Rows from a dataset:
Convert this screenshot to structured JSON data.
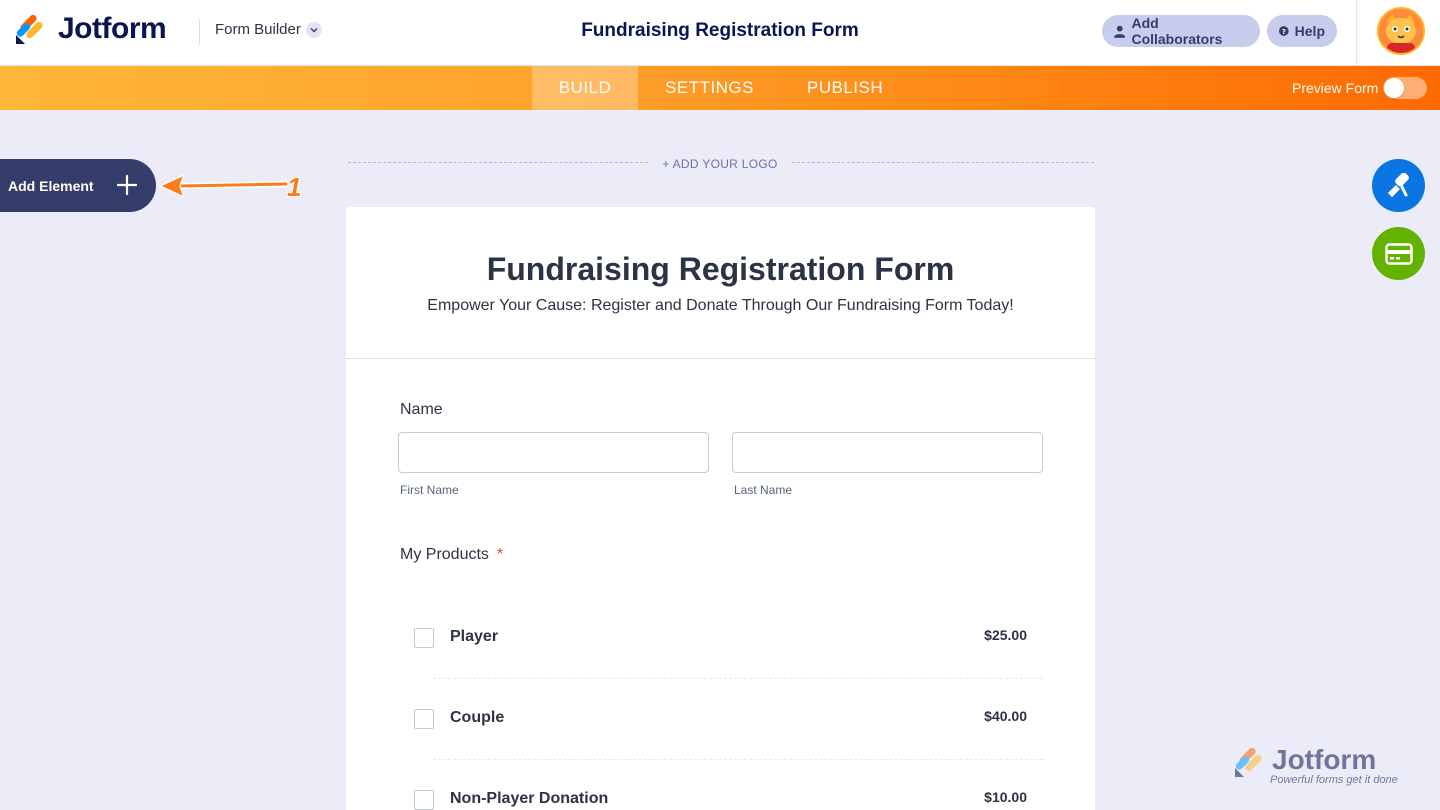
{
  "header": {
    "brand": "Jotform",
    "app_menu": "Form Builder",
    "form_title": "Fundraising Registration Form",
    "add_collaborators": "Add Collaborators",
    "help": "Help"
  },
  "nav": {
    "tabs": [
      "BUILD",
      "SETTINGS",
      "PUBLISH"
    ],
    "active_tab": "BUILD",
    "preview_label": "Preview Form",
    "preview_enabled": false
  },
  "sidebar": {
    "add_element": "Add Element",
    "annotation_number": "1"
  },
  "form": {
    "add_logo": "+ ADD YOUR LOGO",
    "title": "Fundraising Registration Form",
    "subtitle": "Empower Your Cause: Register and Donate Through Our Fundraising Form Today!",
    "name_label": "Name",
    "first_name_sublabel": "First Name",
    "last_name_sublabel": "Last Name",
    "first_name_value": "",
    "last_name_value": "",
    "products_label": "My Products",
    "required_mark": "*",
    "products": [
      {
        "name": "Player",
        "price": "$25.00",
        "checked": false
      },
      {
        "name": "Couple",
        "price": "$40.00",
        "checked": false
      },
      {
        "name": "Non-Player Donation",
        "price": "$10.00",
        "checked": false
      }
    ]
  },
  "watermark": {
    "brand": "Jotform",
    "tagline": "Powerful forms get it done"
  },
  "colors": {
    "accent_orange": "#ff6100",
    "navy": "#0a1551",
    "form_designer_blue": "#0a75e3",
    "payment_green": "#64b200"
  },
  "icons": [
    "user-icon",
    "help-icon",
    "plus-icon",
    "paint-roller-icon",
    "credit-card-icon",
    "chevron-down-icon"
  ]
}
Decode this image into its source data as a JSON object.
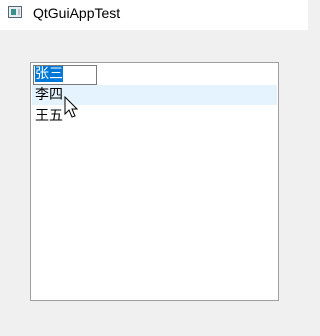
{
  "window": {
    "title": "QtGuiAppTest",
    "icon": "app-window-icon"
  },
  "list": {
    "editing_item": {
      "value": "张三",
      "selected": true
    },
    "items": [
      {
        "label": "张三",
        "state": "editing"
      },
      {
        "label": "李四",
        "state": "hover"
      },
      {
        "label": "王五",
        "state": "normal"
      }
    ]
  },
  "colors": {
    "selection": "#0078d7",
    "hover": "#e5f3ff",
    "list_border": "#a0a0a0",
    "window_bg": "#f0f0f0"
  },
  "cursor": {
    "icon": "mouse-pointer-icon"
  }
}
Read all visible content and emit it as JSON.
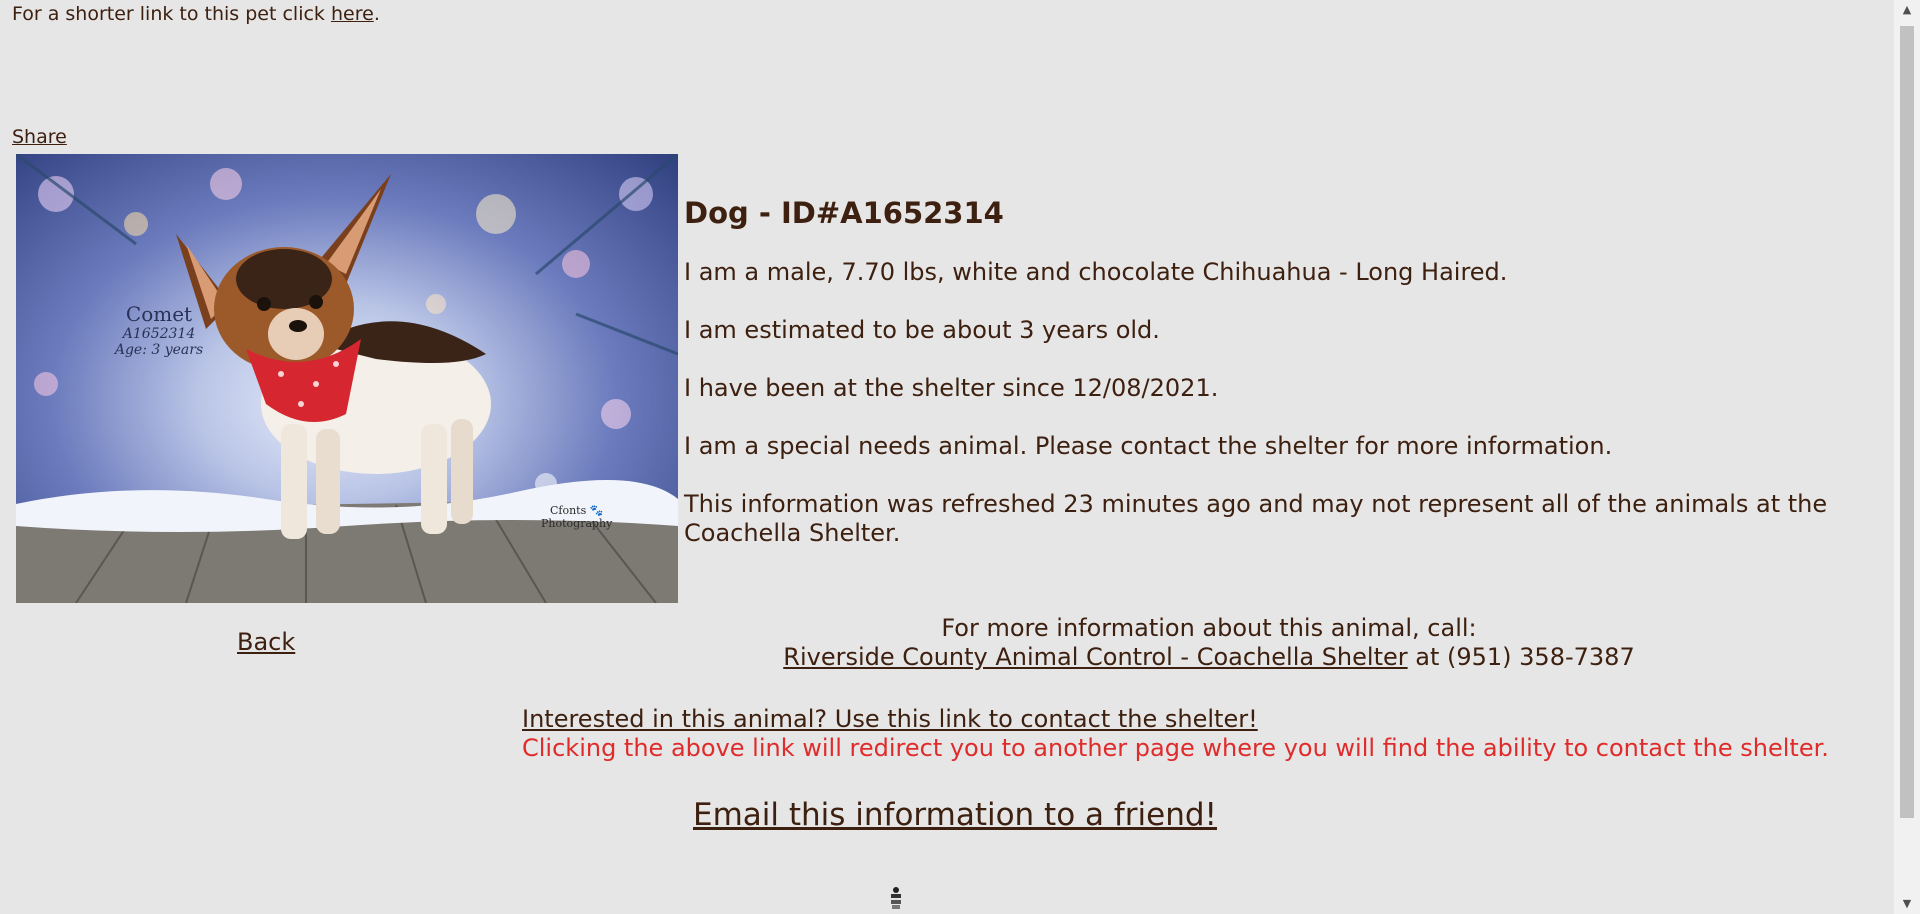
{
  "top_line": {
    "prefix": "For a shorter link to this pet click ",
    "link": "here",
    "suffix": "."
  },
  "share_label": "Share",
  "photo": {
    "overlay_name": "Comet",
    "overlay_id": "A1652314",
    "overlay_age": "Age: 3 years",
    "watermark_line1": "Cfonts 🐾",
    "watermark_line2": "Photography"
  },
  "back_label": "Back",
  "details": {
    "heading": "Dog - ID#A1652314",
    "lines": [
      "I am a male, 7.70 lbs, white and chocolate Chihuahua - Long Haired.",
      "I am estimated to be about 3 years old.",
      "I have been at the shelter since 12/08/2021.",
      "I am a special needs animal. Please contact the shelter for more information.",
      "This information was refreshed 23 minutes ago and may not represent all of the animals at the Coachella Shelter."
    ]
  },
  "contact": {
    "call_text": "For more information about this animal, call:",
    "shelter_link": "Riverside County Animal Control - Coachella Shelter",
    "phone_text": " at (951) 358-7387"
  },
  "interest": {
    "link": "Interested in this animal? Use this link to contact the shelter!",
    "note": "Clicking the above link will redirect you to another page where you will find the ability to contact the shelter."
  },
  "email_link": "Email this information to a friend!",
  "colors": {
    "text": "#3d2010",
    "background": "#e6e6e6",
    "warning": "#e02b2b"
  }
}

**What is required**
Look through the entries and return every line where "Coachella" appears.

**Output of the exercise**
      "This information was refreshed 23 minutes ago and may not represent all of the animals at the Coachella Shelter."
    "shelter_link": "Riverside County Animal Control - Coachella Shelter",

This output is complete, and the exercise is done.